Instructions to follow: Only the lines from the one containing "Read this page and output its text content." to the end of the records should be written out, exactly and with both ends included; pictures are excluded.

Provided information:
============

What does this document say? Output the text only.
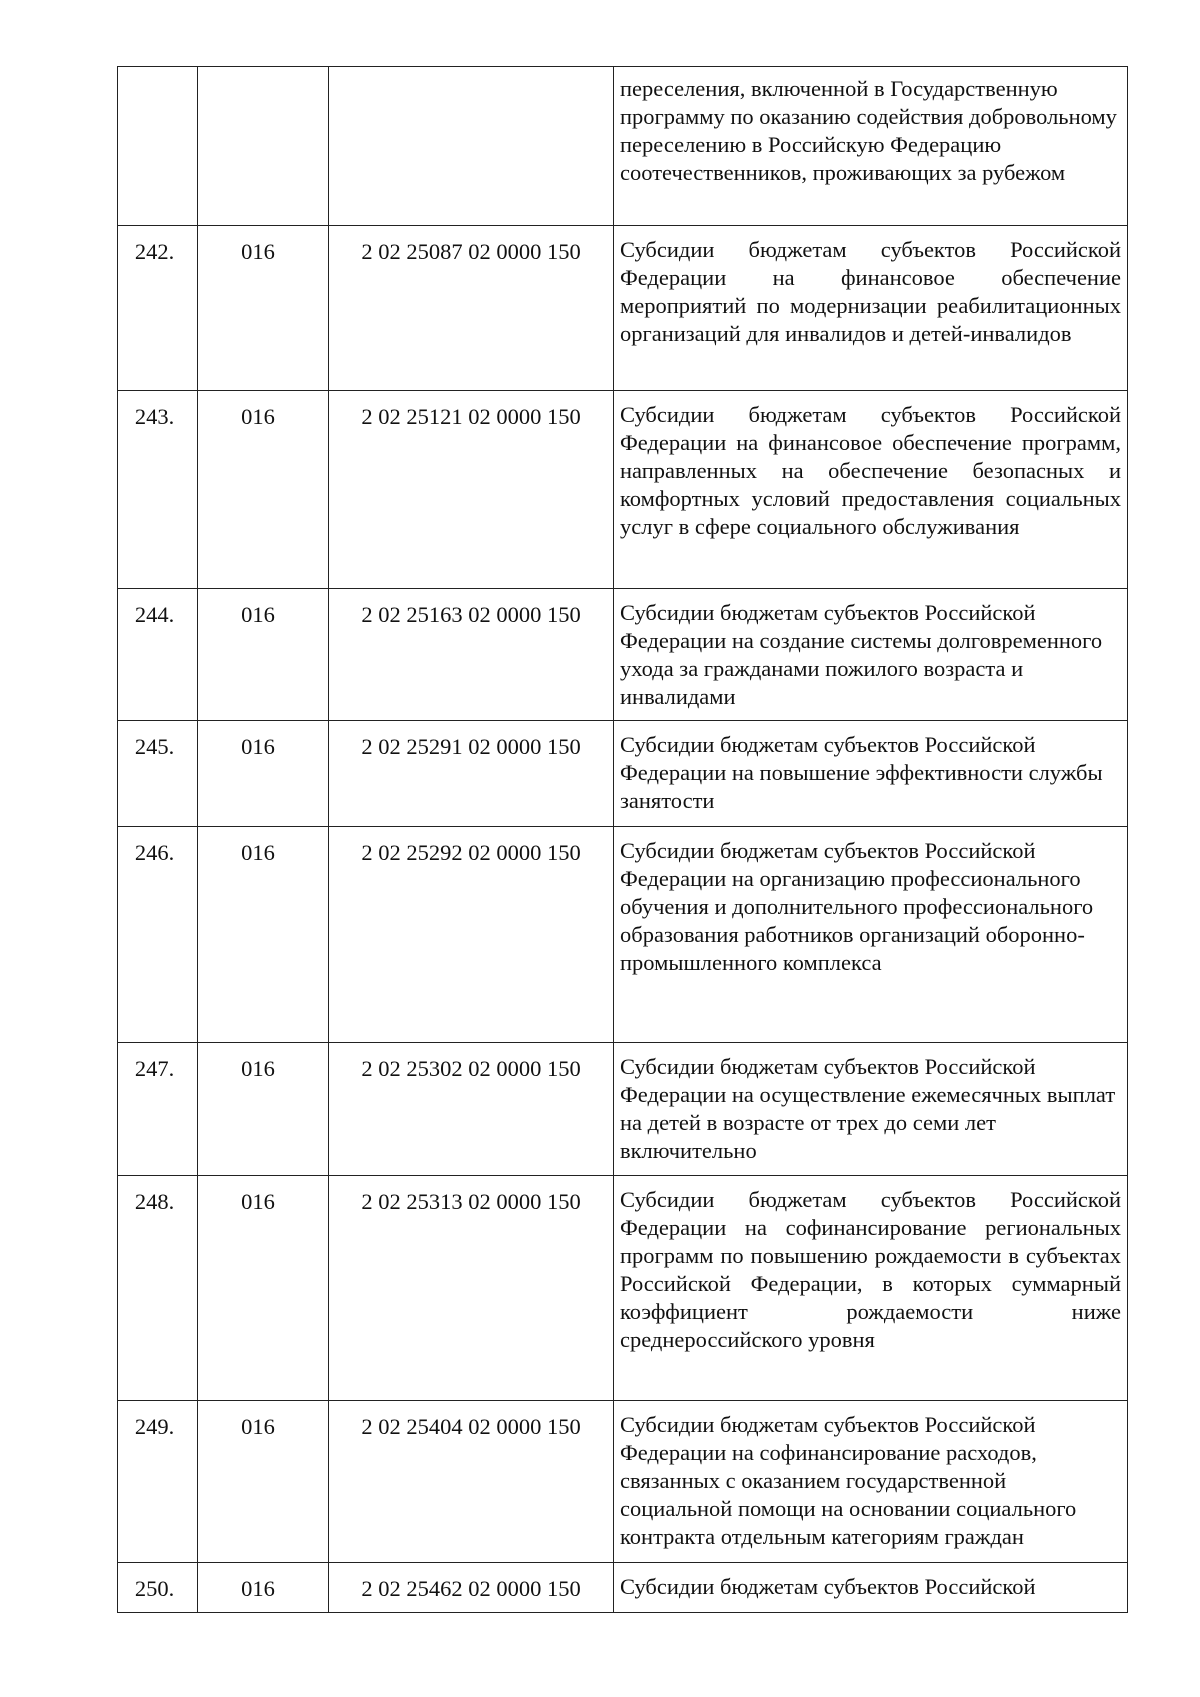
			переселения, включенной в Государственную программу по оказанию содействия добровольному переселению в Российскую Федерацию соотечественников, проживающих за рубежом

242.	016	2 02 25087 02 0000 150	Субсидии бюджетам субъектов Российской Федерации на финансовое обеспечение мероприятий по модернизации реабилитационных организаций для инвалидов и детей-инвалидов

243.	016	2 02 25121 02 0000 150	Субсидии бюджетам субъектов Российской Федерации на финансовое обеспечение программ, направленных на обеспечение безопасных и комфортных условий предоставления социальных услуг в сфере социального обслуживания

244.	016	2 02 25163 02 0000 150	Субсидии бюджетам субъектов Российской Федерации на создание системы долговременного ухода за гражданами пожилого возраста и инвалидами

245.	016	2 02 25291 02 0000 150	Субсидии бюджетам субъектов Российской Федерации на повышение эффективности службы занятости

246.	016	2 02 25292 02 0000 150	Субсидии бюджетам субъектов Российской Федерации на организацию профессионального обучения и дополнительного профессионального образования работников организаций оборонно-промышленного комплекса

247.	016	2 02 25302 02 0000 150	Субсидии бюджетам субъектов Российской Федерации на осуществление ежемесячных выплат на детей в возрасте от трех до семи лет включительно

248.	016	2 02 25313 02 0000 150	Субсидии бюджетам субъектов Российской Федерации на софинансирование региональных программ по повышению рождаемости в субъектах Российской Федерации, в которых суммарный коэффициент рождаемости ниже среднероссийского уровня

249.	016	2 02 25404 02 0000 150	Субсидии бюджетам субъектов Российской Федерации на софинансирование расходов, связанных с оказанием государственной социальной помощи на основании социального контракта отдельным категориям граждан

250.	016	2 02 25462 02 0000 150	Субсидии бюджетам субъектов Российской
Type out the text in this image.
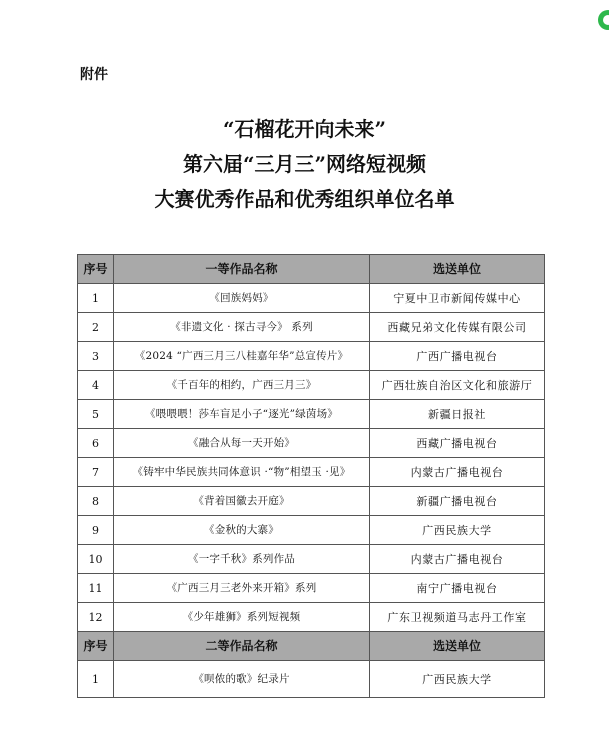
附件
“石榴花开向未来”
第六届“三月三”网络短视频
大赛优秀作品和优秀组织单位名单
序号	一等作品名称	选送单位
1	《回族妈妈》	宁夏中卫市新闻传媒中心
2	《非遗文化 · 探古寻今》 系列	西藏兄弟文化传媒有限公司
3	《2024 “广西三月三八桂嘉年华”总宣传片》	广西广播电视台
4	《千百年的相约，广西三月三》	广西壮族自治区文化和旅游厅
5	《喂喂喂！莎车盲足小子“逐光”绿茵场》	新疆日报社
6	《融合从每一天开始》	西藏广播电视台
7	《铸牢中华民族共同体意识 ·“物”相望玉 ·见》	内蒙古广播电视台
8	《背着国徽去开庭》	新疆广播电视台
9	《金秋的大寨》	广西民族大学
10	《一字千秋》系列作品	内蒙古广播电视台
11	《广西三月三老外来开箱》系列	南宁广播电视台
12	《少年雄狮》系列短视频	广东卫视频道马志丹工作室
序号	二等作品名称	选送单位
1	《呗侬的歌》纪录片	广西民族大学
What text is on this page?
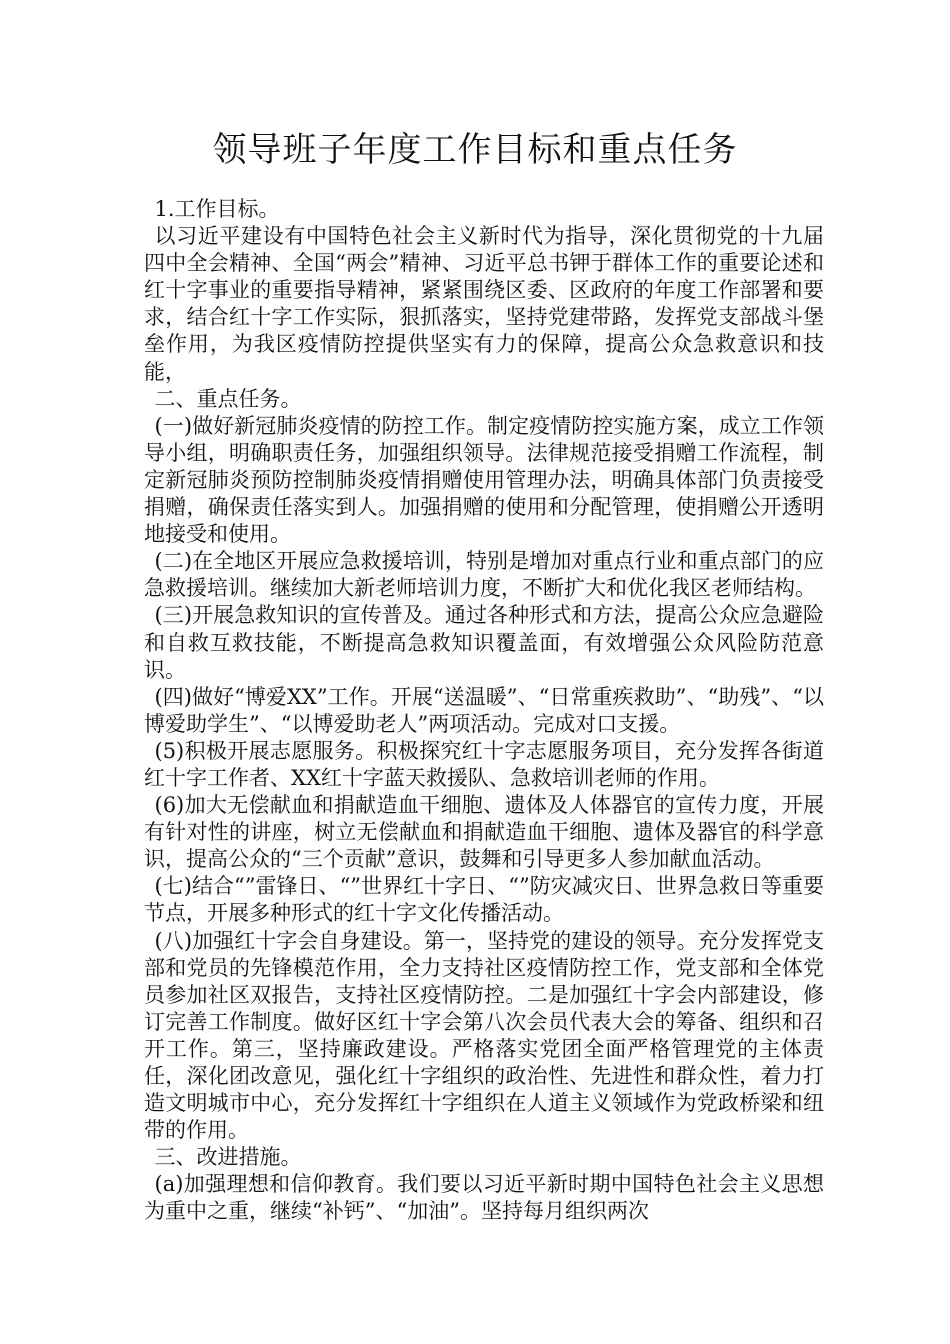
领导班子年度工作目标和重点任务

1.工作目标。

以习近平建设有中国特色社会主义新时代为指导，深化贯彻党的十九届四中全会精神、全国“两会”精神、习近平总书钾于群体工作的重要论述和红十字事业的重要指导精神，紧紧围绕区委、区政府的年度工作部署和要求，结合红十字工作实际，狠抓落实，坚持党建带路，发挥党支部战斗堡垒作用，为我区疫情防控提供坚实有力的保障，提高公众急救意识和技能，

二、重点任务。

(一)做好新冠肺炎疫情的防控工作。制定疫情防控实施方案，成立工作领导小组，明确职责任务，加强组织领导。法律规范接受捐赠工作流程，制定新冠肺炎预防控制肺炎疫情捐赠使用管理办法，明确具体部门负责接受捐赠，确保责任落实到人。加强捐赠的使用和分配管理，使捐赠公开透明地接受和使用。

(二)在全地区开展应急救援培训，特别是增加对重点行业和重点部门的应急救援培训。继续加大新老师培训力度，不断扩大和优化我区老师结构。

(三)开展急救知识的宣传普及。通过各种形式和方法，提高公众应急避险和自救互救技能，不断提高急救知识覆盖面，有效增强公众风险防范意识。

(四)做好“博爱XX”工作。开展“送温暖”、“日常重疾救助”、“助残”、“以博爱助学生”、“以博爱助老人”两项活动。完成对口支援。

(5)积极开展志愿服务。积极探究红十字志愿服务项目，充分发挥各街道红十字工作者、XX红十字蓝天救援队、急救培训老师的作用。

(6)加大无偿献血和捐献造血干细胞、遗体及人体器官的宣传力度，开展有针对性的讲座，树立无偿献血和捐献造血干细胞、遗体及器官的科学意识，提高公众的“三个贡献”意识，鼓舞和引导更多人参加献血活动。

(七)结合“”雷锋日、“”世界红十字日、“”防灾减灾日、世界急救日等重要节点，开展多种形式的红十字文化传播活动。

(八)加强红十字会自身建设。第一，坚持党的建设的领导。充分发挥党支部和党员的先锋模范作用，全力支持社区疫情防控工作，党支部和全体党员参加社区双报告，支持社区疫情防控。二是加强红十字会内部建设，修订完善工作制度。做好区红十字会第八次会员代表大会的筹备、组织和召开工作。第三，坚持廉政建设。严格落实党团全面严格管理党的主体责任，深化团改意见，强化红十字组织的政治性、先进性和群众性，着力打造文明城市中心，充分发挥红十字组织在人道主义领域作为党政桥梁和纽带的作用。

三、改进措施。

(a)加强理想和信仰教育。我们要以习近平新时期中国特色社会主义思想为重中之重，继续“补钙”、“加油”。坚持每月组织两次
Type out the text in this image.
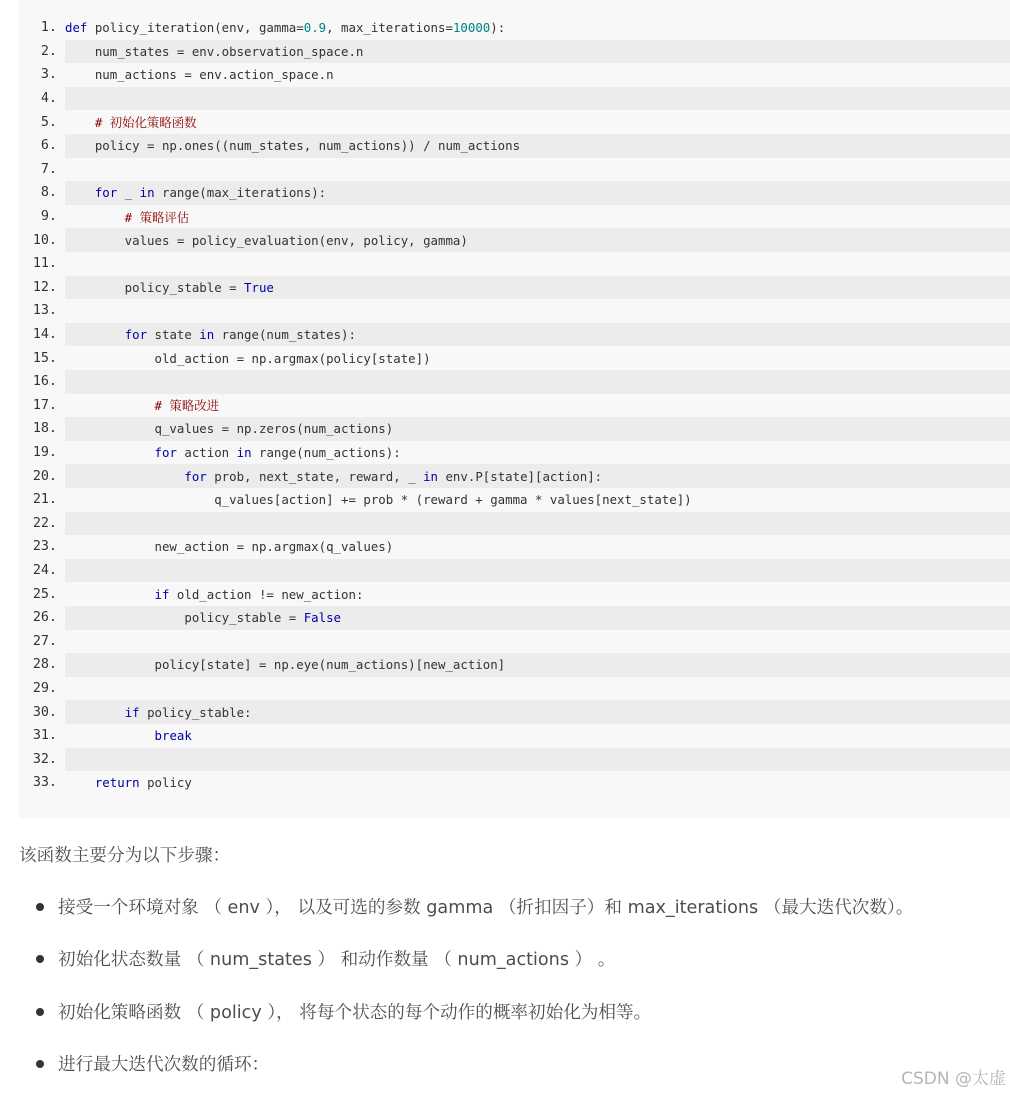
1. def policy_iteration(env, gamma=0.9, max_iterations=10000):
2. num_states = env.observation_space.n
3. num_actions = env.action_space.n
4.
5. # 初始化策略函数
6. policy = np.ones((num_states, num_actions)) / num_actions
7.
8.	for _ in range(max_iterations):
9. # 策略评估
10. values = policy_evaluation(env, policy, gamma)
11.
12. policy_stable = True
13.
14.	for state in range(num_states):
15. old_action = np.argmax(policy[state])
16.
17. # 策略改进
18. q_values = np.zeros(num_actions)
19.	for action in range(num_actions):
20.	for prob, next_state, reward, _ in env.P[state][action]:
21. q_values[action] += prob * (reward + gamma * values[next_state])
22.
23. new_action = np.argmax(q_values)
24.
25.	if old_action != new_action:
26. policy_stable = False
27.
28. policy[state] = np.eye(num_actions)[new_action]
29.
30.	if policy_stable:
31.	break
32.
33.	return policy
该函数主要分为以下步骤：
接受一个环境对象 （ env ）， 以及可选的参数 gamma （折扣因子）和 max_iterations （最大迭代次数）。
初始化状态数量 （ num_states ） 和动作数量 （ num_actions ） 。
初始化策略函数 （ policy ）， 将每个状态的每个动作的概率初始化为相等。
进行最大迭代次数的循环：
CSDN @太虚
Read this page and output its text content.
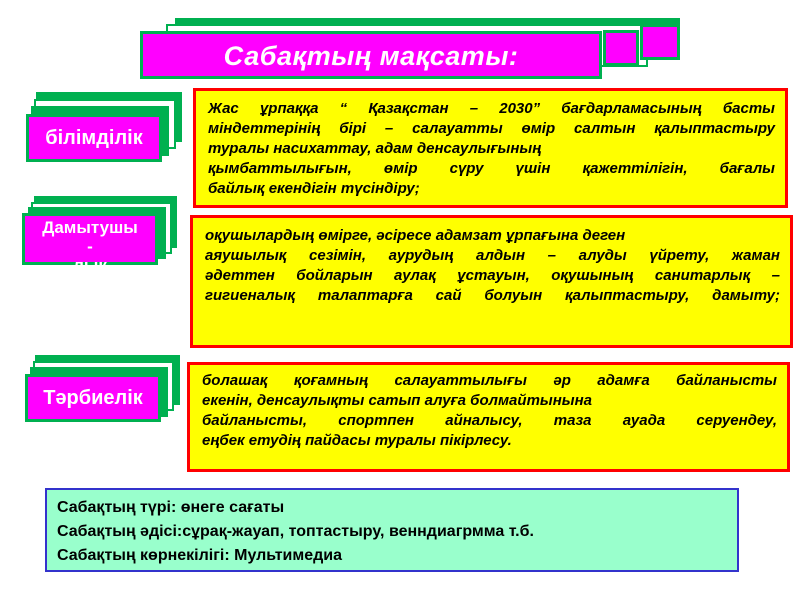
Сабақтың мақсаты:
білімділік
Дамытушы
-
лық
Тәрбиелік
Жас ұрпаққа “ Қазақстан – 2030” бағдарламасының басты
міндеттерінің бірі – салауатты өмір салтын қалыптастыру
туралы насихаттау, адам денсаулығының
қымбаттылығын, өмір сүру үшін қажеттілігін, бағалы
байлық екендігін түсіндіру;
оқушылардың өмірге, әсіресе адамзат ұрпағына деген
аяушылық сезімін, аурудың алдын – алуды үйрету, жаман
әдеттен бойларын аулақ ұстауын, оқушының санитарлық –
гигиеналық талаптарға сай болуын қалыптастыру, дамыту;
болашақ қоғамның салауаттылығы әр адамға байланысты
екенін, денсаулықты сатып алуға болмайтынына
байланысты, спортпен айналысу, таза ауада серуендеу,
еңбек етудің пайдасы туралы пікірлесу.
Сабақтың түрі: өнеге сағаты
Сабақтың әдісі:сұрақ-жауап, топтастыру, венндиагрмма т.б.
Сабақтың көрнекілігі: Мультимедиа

============

Response:
Read this page and output its text content.
Сабақтың мақсаты:
білімділік
Дамытушы
-
лық
Тәрбиелік
Жас ұрпаққа “ Қазақстан – 2030” бағдарламасының басты
міндеттерінің бірі – салауатты өмір салтын қалыптастыру
туралы насихаттау, адам денсаулығының
қымбаттылығын, өмір сүру үшін қажеттілігін, бағалы
байлық екендігін түсіндіру;
оқушылардың өмірге, әсіресе адамзат ұрпағына деген
аяушылық сезімін, аурудың алдын – алуды үйрету, жаман
әдеттен бойларын аулақ ұстауын, оқушының санитарлық –
гигиеналық талаптарға сай болуын қалыптастыру, дамыту;
болашақ қоғамның салауаттылығы әр адамға байланысты
екенін, денсаулықты сатып алуға болмайтынына
байланысты, спортпен айналысу, таза ауада серуендеу,
еңбек етудің пайдасы туралы пікірлесу.
Сабақтың түрі: өнеге сағаты
Сабақтың әдісі:сұрақ-жауап, топтастыру, венндиагрмма т.б.
Сабақтың көрнекілігі: Мультимедиа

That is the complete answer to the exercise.